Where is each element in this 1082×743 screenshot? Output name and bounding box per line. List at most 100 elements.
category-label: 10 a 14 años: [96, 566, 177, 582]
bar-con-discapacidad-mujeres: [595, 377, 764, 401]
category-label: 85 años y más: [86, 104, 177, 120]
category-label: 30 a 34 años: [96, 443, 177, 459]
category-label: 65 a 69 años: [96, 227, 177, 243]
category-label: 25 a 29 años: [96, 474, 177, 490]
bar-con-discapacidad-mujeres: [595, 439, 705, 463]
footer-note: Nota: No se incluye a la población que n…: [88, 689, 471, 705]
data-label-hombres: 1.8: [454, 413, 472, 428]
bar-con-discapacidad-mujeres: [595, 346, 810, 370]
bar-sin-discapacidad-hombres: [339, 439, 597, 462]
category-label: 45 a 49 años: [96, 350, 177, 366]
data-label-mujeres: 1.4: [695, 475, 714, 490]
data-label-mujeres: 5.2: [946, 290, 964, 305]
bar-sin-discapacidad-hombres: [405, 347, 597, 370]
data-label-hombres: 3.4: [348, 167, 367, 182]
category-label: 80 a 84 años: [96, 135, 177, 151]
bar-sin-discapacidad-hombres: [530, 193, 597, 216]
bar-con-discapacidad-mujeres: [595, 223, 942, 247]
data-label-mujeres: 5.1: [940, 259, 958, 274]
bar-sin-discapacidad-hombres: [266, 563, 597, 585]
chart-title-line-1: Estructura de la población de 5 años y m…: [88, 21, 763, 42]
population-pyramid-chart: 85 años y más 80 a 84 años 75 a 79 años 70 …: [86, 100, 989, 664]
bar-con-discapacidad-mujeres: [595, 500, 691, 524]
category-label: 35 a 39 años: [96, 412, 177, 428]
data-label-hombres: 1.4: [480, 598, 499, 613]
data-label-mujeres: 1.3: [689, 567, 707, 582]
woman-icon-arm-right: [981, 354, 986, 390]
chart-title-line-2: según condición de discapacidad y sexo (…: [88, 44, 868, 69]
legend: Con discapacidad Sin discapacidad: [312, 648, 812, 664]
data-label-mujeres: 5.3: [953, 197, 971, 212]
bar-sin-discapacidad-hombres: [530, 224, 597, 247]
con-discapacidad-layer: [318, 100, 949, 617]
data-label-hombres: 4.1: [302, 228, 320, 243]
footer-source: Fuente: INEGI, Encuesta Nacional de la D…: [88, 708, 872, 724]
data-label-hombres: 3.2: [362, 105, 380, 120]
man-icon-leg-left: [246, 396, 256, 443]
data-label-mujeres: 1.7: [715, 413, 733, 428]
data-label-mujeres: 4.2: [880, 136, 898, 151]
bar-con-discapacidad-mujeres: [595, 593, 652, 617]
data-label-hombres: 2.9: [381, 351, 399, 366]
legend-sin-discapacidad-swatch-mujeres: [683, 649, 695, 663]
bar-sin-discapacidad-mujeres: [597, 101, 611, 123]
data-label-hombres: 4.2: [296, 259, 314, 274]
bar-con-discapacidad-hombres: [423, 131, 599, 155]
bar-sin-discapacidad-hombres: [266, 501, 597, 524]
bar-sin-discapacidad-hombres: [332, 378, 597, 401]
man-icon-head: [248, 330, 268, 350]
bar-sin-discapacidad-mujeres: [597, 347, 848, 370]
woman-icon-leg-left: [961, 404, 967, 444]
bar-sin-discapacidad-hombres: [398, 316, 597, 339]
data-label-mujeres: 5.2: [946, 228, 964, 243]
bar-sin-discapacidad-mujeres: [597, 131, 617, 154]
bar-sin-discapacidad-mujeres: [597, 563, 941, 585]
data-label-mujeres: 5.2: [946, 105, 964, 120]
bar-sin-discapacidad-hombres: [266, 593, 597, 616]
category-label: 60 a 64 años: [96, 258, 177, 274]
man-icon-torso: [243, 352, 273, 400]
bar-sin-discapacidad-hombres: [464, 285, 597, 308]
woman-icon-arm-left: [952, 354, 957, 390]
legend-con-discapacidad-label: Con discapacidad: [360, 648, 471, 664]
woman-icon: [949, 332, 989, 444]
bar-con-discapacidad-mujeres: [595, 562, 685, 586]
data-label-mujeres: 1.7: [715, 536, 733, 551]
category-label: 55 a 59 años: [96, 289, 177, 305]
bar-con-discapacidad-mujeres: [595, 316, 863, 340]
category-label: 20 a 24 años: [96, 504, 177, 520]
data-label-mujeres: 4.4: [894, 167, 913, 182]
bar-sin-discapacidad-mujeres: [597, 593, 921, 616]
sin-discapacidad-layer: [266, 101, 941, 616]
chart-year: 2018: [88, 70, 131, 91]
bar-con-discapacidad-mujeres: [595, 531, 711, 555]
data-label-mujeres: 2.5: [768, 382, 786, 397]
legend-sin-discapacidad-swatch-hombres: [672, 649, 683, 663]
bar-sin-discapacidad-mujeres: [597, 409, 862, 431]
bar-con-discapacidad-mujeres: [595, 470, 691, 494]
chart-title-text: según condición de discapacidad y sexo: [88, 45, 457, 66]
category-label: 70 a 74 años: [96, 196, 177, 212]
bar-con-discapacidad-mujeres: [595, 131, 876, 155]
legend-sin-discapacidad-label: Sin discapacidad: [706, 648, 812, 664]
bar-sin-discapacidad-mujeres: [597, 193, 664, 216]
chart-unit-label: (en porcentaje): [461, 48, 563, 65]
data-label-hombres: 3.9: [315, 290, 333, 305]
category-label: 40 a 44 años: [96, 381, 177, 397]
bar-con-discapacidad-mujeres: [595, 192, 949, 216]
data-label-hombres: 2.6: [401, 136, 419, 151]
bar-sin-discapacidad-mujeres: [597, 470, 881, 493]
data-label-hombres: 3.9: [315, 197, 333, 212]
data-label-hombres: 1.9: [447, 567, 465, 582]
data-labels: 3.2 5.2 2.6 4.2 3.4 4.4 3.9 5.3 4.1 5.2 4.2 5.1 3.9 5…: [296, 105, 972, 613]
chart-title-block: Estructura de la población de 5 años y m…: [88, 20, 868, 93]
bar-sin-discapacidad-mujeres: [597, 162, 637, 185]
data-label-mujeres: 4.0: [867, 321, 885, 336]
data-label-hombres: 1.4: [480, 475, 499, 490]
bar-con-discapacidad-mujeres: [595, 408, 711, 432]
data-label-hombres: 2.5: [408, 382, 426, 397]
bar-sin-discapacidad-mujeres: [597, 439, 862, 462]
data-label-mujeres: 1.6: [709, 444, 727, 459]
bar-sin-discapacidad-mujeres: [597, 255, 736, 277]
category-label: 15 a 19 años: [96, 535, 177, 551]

+--

WHAT TO PRODUCE: Reproduce every entry above line for line, without changing a single character.

EXERCISE ANSWER:
Where is each element in this 1082×743 screenshot? Output name and bounding box per line. List at most 100 elements.
category-label: 10 a 14 años: [96, 566, 177, 582]
bar-con-discapacidad-mujeres: [595, 377, 764, 401]
category-label: 85 años y más: [86, 104, 177, 120]
category-label: 30 a 34 años: [96, 443, 177, 459]
category-label: 65 a 69 años: [96, 227, 177, 243]
category-label: 25 a 29 años: [96, 474, 177, 490]
bar-con-discapacidad-mujeres: [595, 439, 705, 463]
footer-note: Nota: No se incluye a la población que n…: [88, 689, 471, 705]
data-label-hombres: 1.8: [454, 413, 472, 428]
bar-con-discapacidad-mujeres: [595, 346, 810, 370]
bar-sin-discapacidad-hombres: [339, 439, 597, 462]
category-label: 45 a 49 años: [96, 350, 177, 366]
data-label-mujeres: 1.4: [695, 475, 714, 490]
data-label-mujeres: 5.2: [946, 290, 964, 305]
bar-sin-discapacidad-hombres: [405, 347, 597, 370]
data-label-hombres: 3.4: [348, 167, 367, 182]
category-label: 80 a 84 años: [96, 135, 177, 151]
bar-sin-discapacidad-hombres: [530, 193, 597, 216]
bar-con-discapacidad-mujeres: [595, 223, 942, 247]
data-label-mujeres: 5.1: [940, 259, 958, 274]
bar-sin-discapacidad-hombres: [266, 563, 597, 585]
chart-title-line-1: Estructura de la población de 5 años y m…: [88, 21, 763, 42]
population-pyramid-chart: 85 años y más 80 a 84 años 75 a 79 años 70 …: [86, 100, 989, 664]
bar-con-discapacidad-mujeres: [595, 500, 691, 524]
category-label: 35 a 39 años: [96, 412, 177, 428]
data-label-hombres: 1.4: [480, 598, 499, 613]
data-label-mujeres: 1.3: [689, 567, 707, 582]
woman-icon-arm-right: [981, 354, 986, 390]
chart-title-line-2: según condición de discapacidad y sexo (…: [88, 44, 868, 69]
legend: Con discapacidad Sin discapacidad: [312, 648, 812, 664]
data-label-mujeres: 5.3: [953, 197, 971, 212]
bar-sin-discapacidad-hombres: [530, 224, 597, 247]
con-discapacidad-layer: [318, 100, 949, 617]
data-label-hombres: 4.1: [302, 228, 320, 243]
footer-source: Fuente: INEGI, Encuesta Nacional de la D…: [88, 708, 872, 724]
data-label-hombres: 3.2: [362, 105, 380, 120]
man-icon-leg-left: [246, 396, 256, 443]
data-label-mujeres: 1.7: [715, 413, 733, 428]
data-label-mujeres: 4.2: [880, 136, 898, 151]
bar-con-discapacidad-mujeres: [595, 593, 652, 617]
data-label-hombres: 2.9: [381, 351, 399, 366]
legend-sin-discapacidad-swatch-mujeres: [683, 649, 695, 663]
bar-sin-discapacidad-mujeres: [597, 101, 611, 123]
data-label-hombres: 4.2: [296, 259, 314, 274]
bar-con-discapacidad-hombres: [423, 131, 599, 155]
bar-sin-discapacidad-hombres: [266, 501, 597, 524]
bar-sin-discapacidad-hombres: [332, 378, 597, 401]
man-icon-head: [248, 330, 268, 350]
bar-sin-discapacidad-mujeres: [597, 347, 848, 370]
woman-icon-leg-left: [961, 404, 967, 444]
bar-sin-discapacidad-hombres: [398, 316, 597, 339]
data-label-mujeres: 5.2: [946, 228, 964, 243]
bar-sin-discapacidad-mujeres: [597, 131, 617, 154]
bar-sin-discapacidad-mujeres: [597, 563, 941, 585]
data-label-mujeres: 5.2: [946, 105, 964, 120]
bar-sin-discapacidad-hombres: [266, 593, 597, 616]
category-label: 60 a 64 años: [96, 258, 177, 274]
man-icon-torso: [243, 352, 273, 400]
bar-sin-discapacidad-hombres: [464, 285, 597, 308]
woman-icon-arm-left: [952, 354, 957, 390]
legend-con-discapacidad-label: Con discapacidad: [360, 648, 471, 664]
woman-icon: [949, 332, 989, 444]
bar-con-discapacidad-mujeres: [595, 562, 685, 586]
data-label-mujeres: 1.7: [715, 536, 733, 551]
category-label: 55 a 59 años: [96, 289, 177, 305]
bar-con-discapacidad-mujeres: [595, 316, 863, 340]
category-label: 20 a 24 años: [96, 504, 177, 520]
data-label-mujeres: 4.4: [894, 167, 913, 182]
bar-sin-discapacidad-mujeres: [597, 593, 921, 616]
sin-discapacidad-layer: [266, 101, 941, 616]
chart-year: 2018: [88, 70, 131, 91]
bar-con-discapacidad-mujeres: [595, 531, 711, 555]
data-label-mujeres: 2.5: [768, 382, 786, 397]
legend-sin-discapacidad-swatch-hombres: [672, 649, 683, 663]
bar-sin-discapacidad-mujeres: [597, 409, 862, 431]
bar-con-discapacidad-mujeres: [595, 470, 691, 494]
chart-title-text: según condición de discapacidad y sexo: [88, 45, 457, 66]
category-label: 70 a 74 años: [96, 196, 177, 212]
bar-con-discapacidad-mujeres: [595, 131, 876, 155]
legend-sin-discapacidad-label: Sin discapacidad: [706, 648, 812, 664]
bar-sin-discapacidad-mujeres: [597, 193, 664, 216]
chart-unit-label: (en porcentaje): [461, 48, 563, 65]
data-label-hombres: 3.9: [315, 290, 333, 305]
category-label: 40 a 44 años: [96, 381, 177, 397]
bar-con-discapacidad-mujeres: [595, 192, 949, 216]
data-label-hombres: 2.6: [401, 136, 419, 151]
bar-sin-discapacidad-mujeres: [597, 470, 881, 493]
data-label-hombres: 3.9: [315, 197, 333, 212]
data-label-hombres: 1.9: [447, 567, 465, 582]
data-labels: 3.2 5.2 2.6 4.2 3.4 4.4 3.9 5.3 4.1 5.2 4.2 5.1 3.9 5…: [296, 105, 972, 613]
chart-title-block: Estructura de la población de 5 años y m…: [88, 20, 868, 93]
bar-sin-discapacidad-mujeres: [597, 162, 637, 185]
data-label-mujeres: 4.0: [867, 321, 885, 336]
data-label-hombres: 1.4: [480, 475, 499, 490]
bar-con-discapacidad-mujeres: [595, 408, 711, 432]
data-label-hombres: 2.5: [408, 382, 426, 397]
bar-sin-discapacidad-mujeres: [597, 439, 862, 462]
data-label-mujeres: 1.6: [709, 444, 727, 459]
bar-sin-discapacidad-mujeres: [597, 255, 736, 277]
category-label: 15 a 19 años: [96, 535, 177, 551]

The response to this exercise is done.